_Task goal:_
From the entries below, gather each line containing the word "JSON".

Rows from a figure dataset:
────────────────────

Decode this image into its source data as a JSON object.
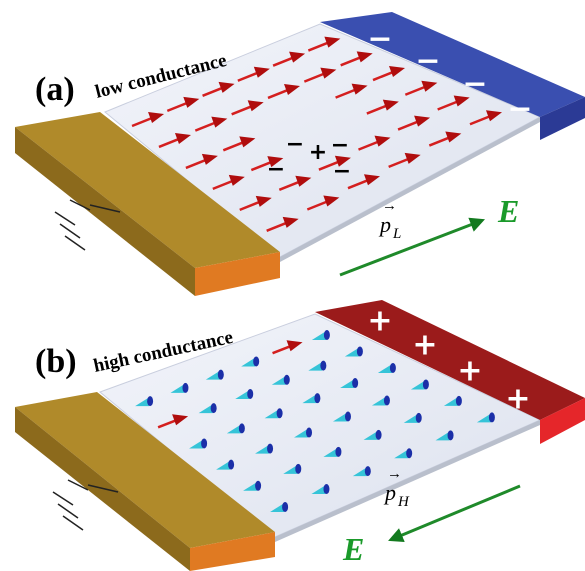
{
  "panels": [
    {
      "label": "(a)",
      "title": "low conductance",
      "electrode_signs": [
        "−",
        "−",
        "−",
        "−"
      ],
      "center_charges": [
        "−",
        "+",
        "−",
        "−",
        "−"
      ],
      "field_label": "E",
      "dipole_label": {
        "symbol": "p",
        "arrow": "→",
        "subscript": "L"
      }
    },
    {
      "label": "(b)",
      "title": "high conductance",
      "electrode_signs": [
        "+",
        "+",
        "+",
        "+"
      ],
      "field_label": "E",
      "dipole_label": {
        "symbol": "p",
        "arrow": "→",
        "subscript": "H"
      }
    }
  ]
}
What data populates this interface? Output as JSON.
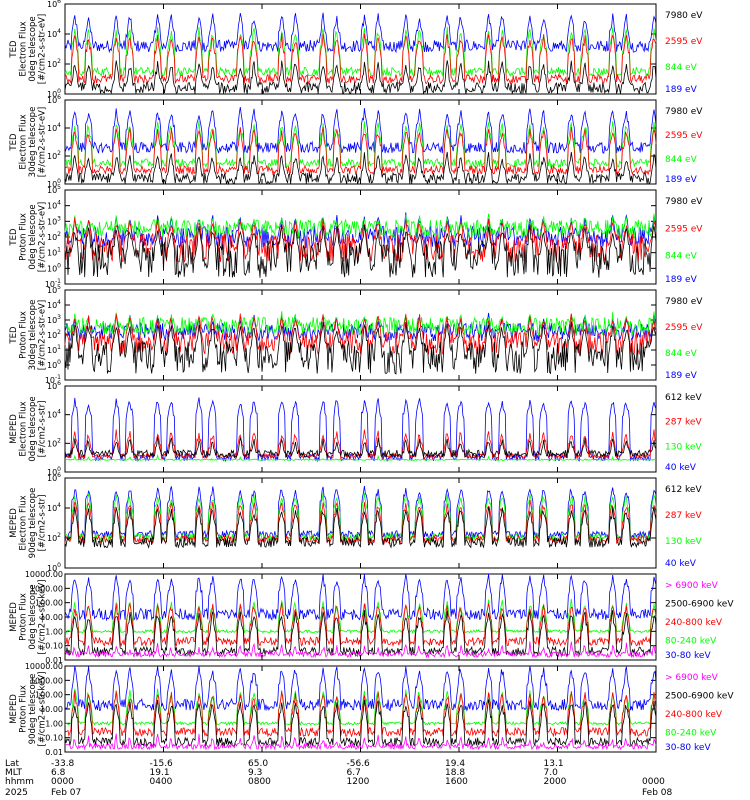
{
  "colors": {
    "blue": "#0000ff",
    "red": "#ff0000",
    "green": "#00ff00",
    "black": "#000000",
    "magenta": "#ff00ff"
  },
  "chart_data": [
    {
      "type": "line",
      "ylabel": [
        "TED",
        "Electron Flux",
        "0deg telescope",
        "[#/cm2-s-str-eV]"
      ],
      "ylog": true,
      "ylim": [
        1,
        1000000
      ],
      "ytick_labels": [
        "10^0",
        "10^2",
        "10^4",
        "10^6"
      ],
      "series": [
        {
          "name": "7980 eV",
          "color": "black",
          "base": 0.4,
          "spike": 2.0,
          "noise": 0.4
        },
        {
          "name": "2595 eV",
          "color": "red",
          "base": 1.0,
          "spike": 3.8,
          "noise": 0.3
        },
        {
          "name": "844 eV",
          "color": "green",
          "base": 1.5,
          "spike": 4.2,
          "noise": 0.3
        },
        {
          "name": "189 eV",
          "color": "blue",
          "base": 3.2,
          "spike": 5.2,
          "noise": 0.4
        }
      ]
    },
    {
      "type": "line",
      "ylabel": [
        "TED",
        "Electron Flux",
        "30deg telescope",
        "[#/cm2-s-str-eV]"
      ],
      "ylog": true,
      "ylim": [
        1,
        1000000
      ],
      "ytick_labels": [
        "10^0",
        "10^2",
        "10^4",
        "10^6"
      ],
      "series": [
        {
          "name": "7980 eV",
          "color": "black",
          "base": 0.4,
          "spike": 2.0,
          "noise": 0.4
        },
        {
          "name": "2595 eV",
          "color": "red",
          "base": 1.0,
          "spike": 3.8,
          "noise": 0.3
        },
        {
          "name": "844 eV",
          "color": "green",
          "base": 1.5,
          "spike": 4.2,
          "noise": 0.3
        },
        {
          "name": "189 eV",
          "color": "blue",
          "base": 2.6,
          "spike": 5.2,
          "noise": 0.4
        }
      ]
    },
    {
      "type": "line",
      "ylabel": [
        "TED",
        "Proton Flux",
        "0deg telescope",
        "[#/cm2-s-str-eV]"
      ],
      "ylog": true,
      "ylim": [
        0.1,
        100000
      ],
      "ytick_labels": [
        "10^-1",
        "10^0",
        "10^1",
        "10^2",
        "10^3",
        "10^4",
        "10^5"
      ],
      "series": [
        {
          "name": "7980 eV",
          "color": "black",
          "base": 0.6,
          "spike": 2.5,
          "noise": 1.2
        },
        {
          "name": "2595 eV",
          "color": "red",
          "base": 1.3,
          "spike": 3.0,
          "noise": 0.9
        },
        {
          "name": "844 eV",
          "color": "green",
          "base": 2.5,
          "spike": 3.2,
          "noise": 0.6
        },
        {
          "name": "189 eV",
          "color": "blue",
          "base": 2.0,
          "spike": 3.3,
          "noise": 0.7
        }
      ]
    },
    {
      "type": "line",
      "ylabel": [
        "TED",
        "Proton Flux",
        "30deg telescope",
        "[#/cm2-s-str-eV]"
      ],
      "ylog": true,
      "ylim": [
        0.1,
        100000
      ],
      "ytick_labels": [
        "10^-1",
        "10^0",
        "10^1",
        "10^2",
        "10^3",
        "10^4",
        "10^5"
      ],
      "series": [
        {
          "name": "7980 eV",
          "color": "black",
          "base": 0.5,
          "spike": 2.6,
          "noise": 1.1
        },
        {
          "name": "2595 eV",
          "color": "red",
          "base": 1.5,
          "spike": 3.2,
          "noise": 0.8
        },
        {
          "name": "844 eV",
          "color": "green",
          "base": 2.6,
          "spike": 3.3,
          "noise": 0.6
        },
        {
          "name": "189 eV",
          "color": "blue",
          "base": 2.2,
          "spike": 3.2,
          "noise": 0.6
        }
      ]
    },
    {
      "type": "line",
      "ylabel": [
        "MEPED",
        "Electron Flux",
        "0deg telescope",
        "[#/cm2-s-str]"
      ],
      "ylog": true,
      "ylim": [
        1,
        10000000
      ],
      "ytick_labels": [
        "10^0",
        "10^2",
        "10^4",
        "10^6"
      ],
      "series": [
        {
          "name": "612 keV",
          "color": "black",
          "base": 1.5,
          "spike": 2.6,
          "noise": 0.3
        },
        {
          "name": "287 keV",
          "color": "red",
          "base": 1.3,
          "spike": 3.2,
          "noise": 0.2
        },
        {
          "name": "130 keV",
          "color": "green",
          "base": 1.0,
          "spike": 1.1,
          "noise": 0.05
        },
        {
          "name": "40 keV",
          "color": "blue",
          "base": 1.2,
          "spike": 5.8,
          "noise": 0.3
        }
      ]
    },
    {
      "type": "line",
      "ylabel": [
        "MEPED",
        "Electron Flux",
        "90deg telescope",
        "[#/cm2-s-str]"
      ],
      "ylog": true,
      "ylim": [
        1,
        10000000
      ],
      "ytick_labels": [
        "10^0",
        "10^2",
        "10^4",
        "10^6"
      ],
      "series": [
        {
          "name": "612 keV",
          "color": "black",
          "base": 2.0,
          "spike": 4.5,
          "noise": 0.4
        },
        {
          "name": "287 keV",
          "color": "red",
          "base": 2.2,
          "spike": 5.0,
          "noise": 0.3
        },
        {
          "name": "130 keV",
          "color": "green",
          "base": 2.4,
          "spike": 5.6,
          "noise": 0.3
        },
        {
          "name": "40 keV",
          "color": "blue",
          "base": 2.6,
          "spike": 6.2,
          "noise": 0.3
        }
      ]
    },
    {
      "type": "line",
      "ylabel": [
        "MEPED",
        "Proton Flux",
        "0deg telescope",
        "[#/cm2-s-str-keV]"
      ],
      "ylog": true,
      "ylim": [
        0.01,
        10000
      ],
      "ytick_labels": [
        "10000.00",
        "1000.00",
        "100.00",
        "10.00",
        "1.00",
        "0.10",
        "0.01"
      ],
      "series": [
        {
          "name": "> 6900 keV",
          "color": "magenta",
          "base": -1.6,
          "spike": -1.0,
          "noise": 0.2
        },
        {
          "name": "2500-6900 keV",
          "color": "black",
          "base": -1.4,
          "spike": 1.2,
          "noise": 0.3
        },
        {
          "name": "240-800 keV",
          "color": "red",
          "base": -0.7,
          "spike": 1.8,
          "noise": 0.3
        },
        {
          "name": "80-240 keV",
          "color": "green",
          "base": 0.0,
          "spike": 2.0,
          "noise": 0.1
        },
        {
          "name": "30-80 keV",
          "color": "blue",
          "base": 1.2,
          "spike": 3.8,
          "noise": 0.4
        }
      ]
    },
    {
      "type": "line",
      "ylabel": [
        "MEPED",
        "Proton Flux",
        "90deg telescope",
        "[#/cm2-s-str-keV]"
      ],
      "ylog": true,
      "ylim": [
        0.01,
        10000
      ],
      "ytick_labels": [
        "10000.00",
        "1000.00",
        "100.00",
        "10.00",
        "1.00",
        "0.10",
        "0.01"
      ],
      "series": [
        {
          "name": "> 6900 keV",
          "color": "magenta",
          "base": -1.6,
          "spike": -1.0,
          "noise": 0.2
        },
        {
          "name": "2500-6900 keV",
          "color": "black",
          "base": -1.3,
          "spike": 1.4,
          "noise": 0.3
        },
        {
          "name": "240-800 keV",
          "color": "red",
          "base": -0.6,
          "spike": 2.0,
          "noise": 0.3
        },
        {
          "name": "80-240 keV",
          "color": "green",
          "base": 0.0,
          "spike": 2.2,
          "noise": 0.1
        },
        {
          "name": "30-80 keV",
          "color": "blue",
          "base": 1.3,
          "spike": 3.8,
          "noise": 0.4
        }
      ]
    }
  ],
  "xaxis": {
    "row_labels": [
      "Lat",
      "MLT",
      "hhmm",
      "2025"
    ],
    "ticks": [
      {
        "lat": "-33.8",
        "mlt": "6.8",
        "hhmm": "0000",
        "date": "Feb 07"
      },
      {
        "lat": "-15.6",
        "mlt": "19.1",
        "hhmm": "0400",
        "date": ""
      },
      {
        "lat": "65.0",
        "mlt": "9.3",
        "hhmm": "0800",
        "date": ""
      },
      {
        "lat": "-56.6",
        "mlt": "6.7",
        "hhmm": "1200",
        "date": ""
      },
      {
        "lat": "19.4",
        "mlt": "18.8",
        "hhmm": "1600",
        "date": ""
      },
      {
        "lat": "13.1",
        "mlt": "7.0",
        "hhmm": "2000",
        "date": ""
      },
      {
        "lat": "",
        "mlt": "",
        "hhmm": "0000",
        "date": "Feb 08"
      }
    ],
    "hours": [
      0,
      4,
      8,
      12,
      16,
      20,
      24
    ]
  }
}
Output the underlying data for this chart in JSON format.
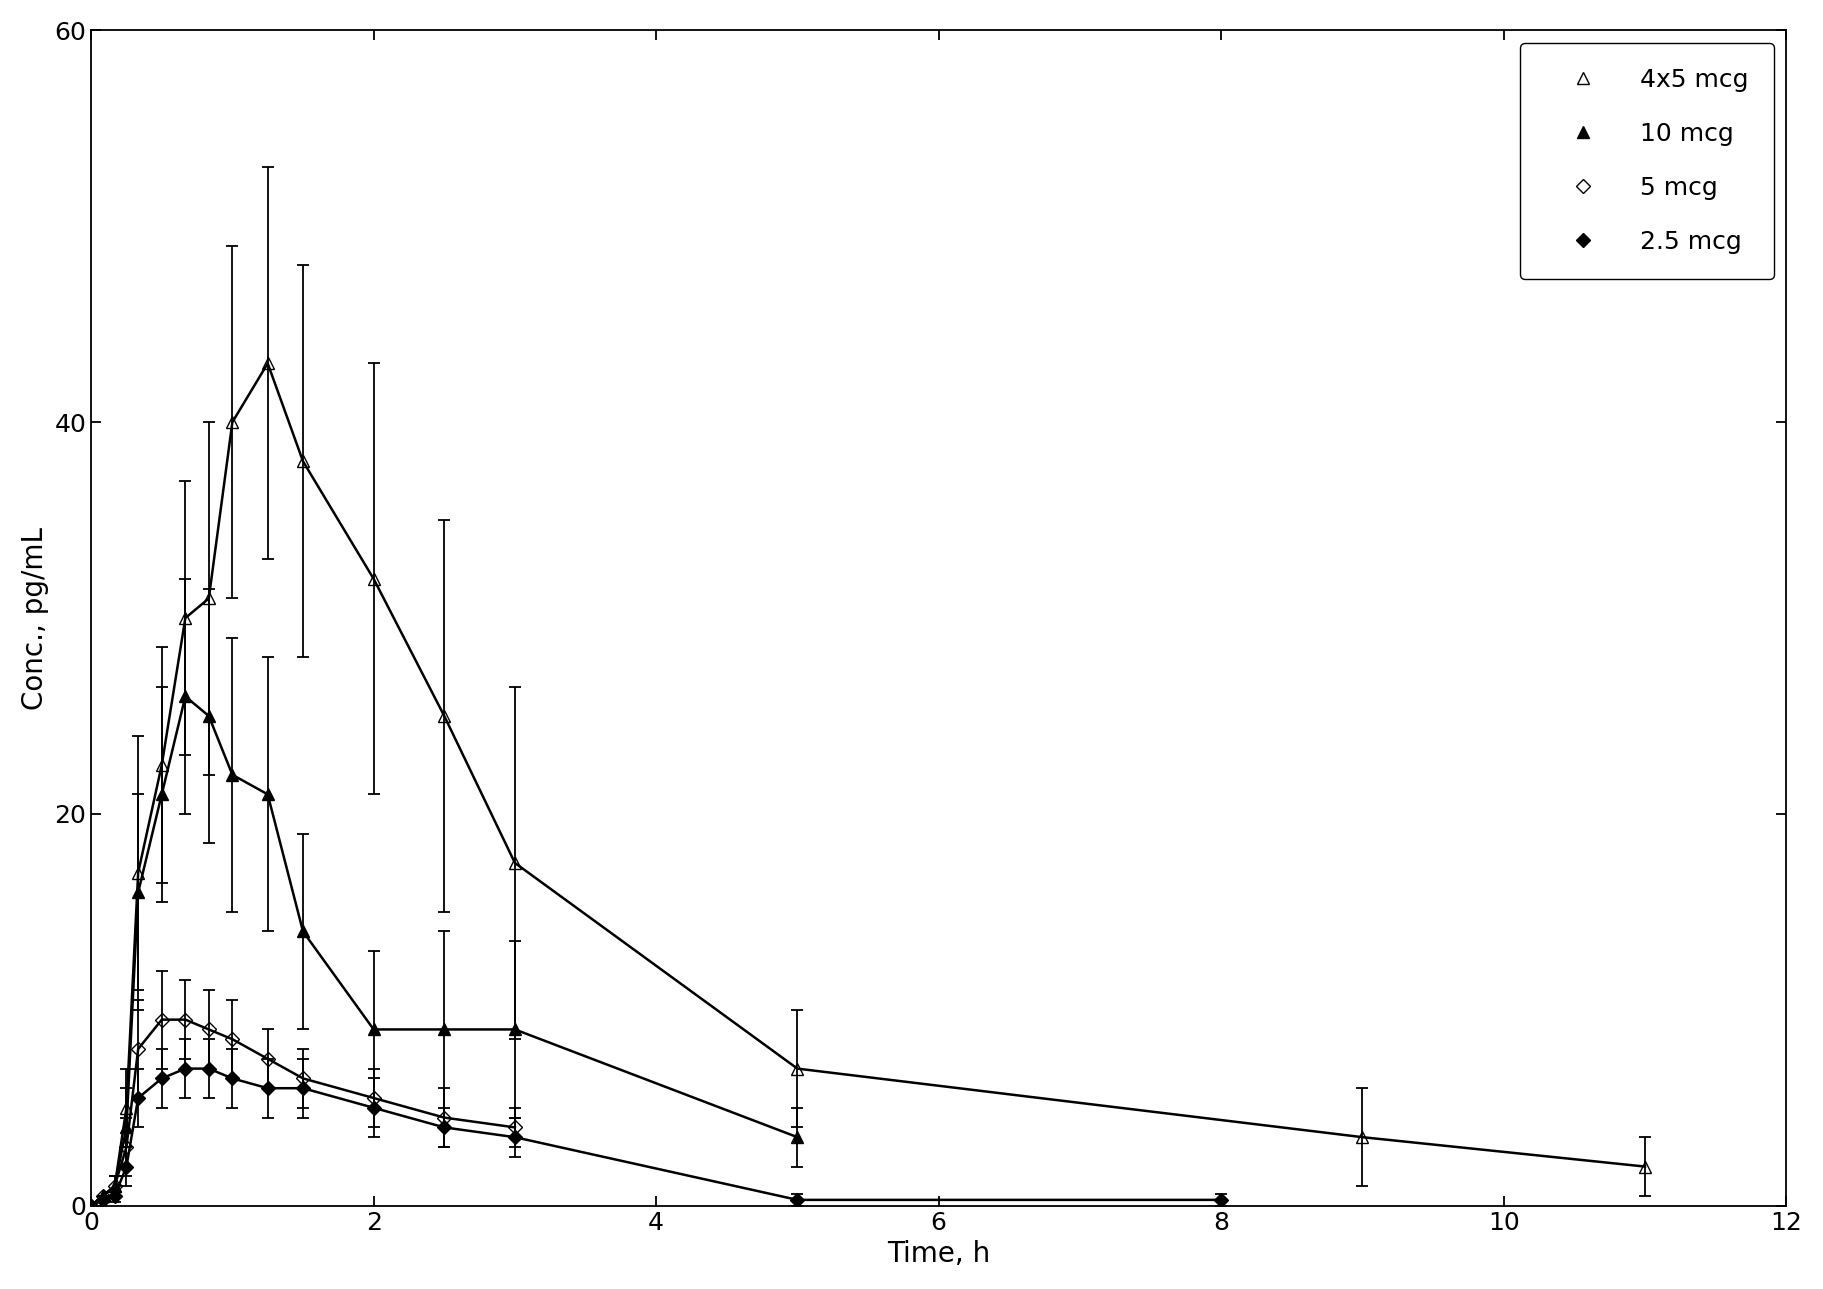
{
  "title": "",
  "xlabel": "Time, h",
  "ylabel": "Conc., pg/mL",
  "xlim": [
    0,
    12
  ],
  "ylim": [
    0,
    60
  ],
  "xticks": [
    0,
    2,
    4,
    6,
    8,
    10,
    12
  ],
  "yticks": [
    0,
    20,
    40,
    60
  ],
  "background_color": "#ffffff",
  "series": {
    "4x5 mcg": {
      "label": "4x5 mcg",
      "marker": "^",
      "fillstyle": "none",
      "color": "#000000",
      "linewidth": 1.8,
      "markersize": 9,
      "x": [
        0,
        0.083,
        0.167,
        0.25,
        0.333,
        0.5,
        0.667,
        0.833,
        1.0,
        1.25,
        1.5,
        2.0,
        2.5,
        3.0,
        5.0,
        9.0,
        11.0
      ],
      "y": [
        0,
        0.5,
        1.0,
        5.0,
        17.0,
        22.5,
        30.0,
        31.0,
        40.0,
        43.0,
        38.0,
        32.0,
        25.0,
        17.5,
        7.0,
        3.5,
        2.0
      ],
      "yerr": [
        0,
        0,
        0.5,
        2.0,
        7.0,
        6.0,
        7.0,
        9.0,
        9.0,
        10.0,
        10.0,
        11.0,
        10.0,
        9.0,
        3.0,
        2.5,
        1.5
      ]
    },
    "10 mcg": {
      "label": "10 mcg",
      "marker": "^",
      "fillstyle": "full",
      "color": "#000000",
      "linewidth": 1.8,
      "markersize": 9,
      "x": [
        0,
        0.083,
        0.167,
        0.25,
        0.333,
        0.5,
        0.667,
        0.833,
        1.0,
        1.25,
        1.5,
        2.0,
        2.5,
        3.0,
        5.0
      ],
      "y": [
        0,
        0.5,
        1.0,
        4.0,
        16.0,
        21.0,
        26.0,
        25.0,
        22.0,
        21.0,
        14.0,
        9.0,
        9.0,
        9.0,
        3.5
      ],
      "yerr": [
        0,
        0,
        0.5,
        2.0,
        5.0,
        5.5,
        6.0,
        6.5,
        7.0,
        7.0,
        5.0,
        4.0,
        5.0,
        4.5,
        1.5
      ]
    },
    "5 mcg": {
      "label": "5 mcg",
      "marker": "D",
      "fillstyle": "none",
      "color": "#000000",
      "linewidth": 1.8,
      "markersize": 7,
      "x": [
        0,
        0.083,
        0.167,
        0.25,
        0.333,
        0.5,
        0.667,
        0.833,
        1.0,
        1.25,
        1.5,
        2.0,
        2.5,
        3.0
      ],
      "y": [
        0,
        0.5,
        1.0,
        3.0,
        8.0,
        9.5,
        9.5,
        9.0,
        8.5,
        7.5,
        6.5,
        5.5,
        4.5,
        4.0
      ],
      "yerr": [
        0,
        0,
        0.5,
        1.5,
        2.5,
        2.5,
        2.0,
        2.0,
        2.0,
        1.5,
        1.5,
        1.5,
        1.5,
        1.0
      ]
    },
    "2.5 mcg": {
      "label": "2.5 mcg",
      "marker": "D",
      "fillstyle": "full",
      "color": "#000000",
      "linewidth": 1.8,
      "markersize": 7,
      "x": [
        0,
        0.083,
        0.167,
        0.25,
        0.333,
        0.5,
        0.667,
        0.833,
        1.0,
        1.25,
        1.5,
        2.0,
        2.5,
        3.0,
        5.0,
        8.0
      ],
      "y": [
        0,
        0.3,
        0.5,
        2.0,
        5.5,
        6.5,
        7.0,
        7.0,
        6.5,
        6.0,
        6.0,
        5.0,
        4.0,
        3.5,
        0.3,
        0.3
      ],
      "yerr": [
        0,
        0,
        0.3,
        1.0,
        1.5,
        1.5,
        1.5,
        1.5,
        1.5,
        1.5,
        1.5,
        1.5,
        1.0,
        1.0,
        0.3,
        0.3
      ]
    }
  },
  "legend_loc": "upper right",
  "figsize": [
    18.23,
    12.89
  ],
  "dpi": 100
}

────────────────────

_Solution for this problem:_
Decode this image into its source data as a JSON object.
What data populates this interface? Output as JSON.
Output the underlying data for this chart in JSON format.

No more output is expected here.